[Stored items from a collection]

┌────────

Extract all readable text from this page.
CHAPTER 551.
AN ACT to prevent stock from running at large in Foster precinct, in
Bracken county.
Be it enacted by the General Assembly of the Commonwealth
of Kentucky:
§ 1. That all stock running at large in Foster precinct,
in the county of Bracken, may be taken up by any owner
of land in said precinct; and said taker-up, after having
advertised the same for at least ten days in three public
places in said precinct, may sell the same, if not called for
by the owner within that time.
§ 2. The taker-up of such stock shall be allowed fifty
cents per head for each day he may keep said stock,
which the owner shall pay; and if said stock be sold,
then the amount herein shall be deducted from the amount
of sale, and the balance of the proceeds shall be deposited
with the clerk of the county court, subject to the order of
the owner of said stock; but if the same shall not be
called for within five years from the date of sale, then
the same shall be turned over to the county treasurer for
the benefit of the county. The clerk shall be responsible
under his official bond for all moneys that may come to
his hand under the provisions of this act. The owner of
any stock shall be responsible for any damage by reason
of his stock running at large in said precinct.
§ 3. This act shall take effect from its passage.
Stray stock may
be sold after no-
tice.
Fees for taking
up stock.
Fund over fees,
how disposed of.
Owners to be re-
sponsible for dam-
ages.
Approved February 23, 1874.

└────────

== Exercise aim ==
Leave out every line without the string "over" and copy the rest.

== Written response ==
the same shall be turned over to the county treasurer for
Fund over fees,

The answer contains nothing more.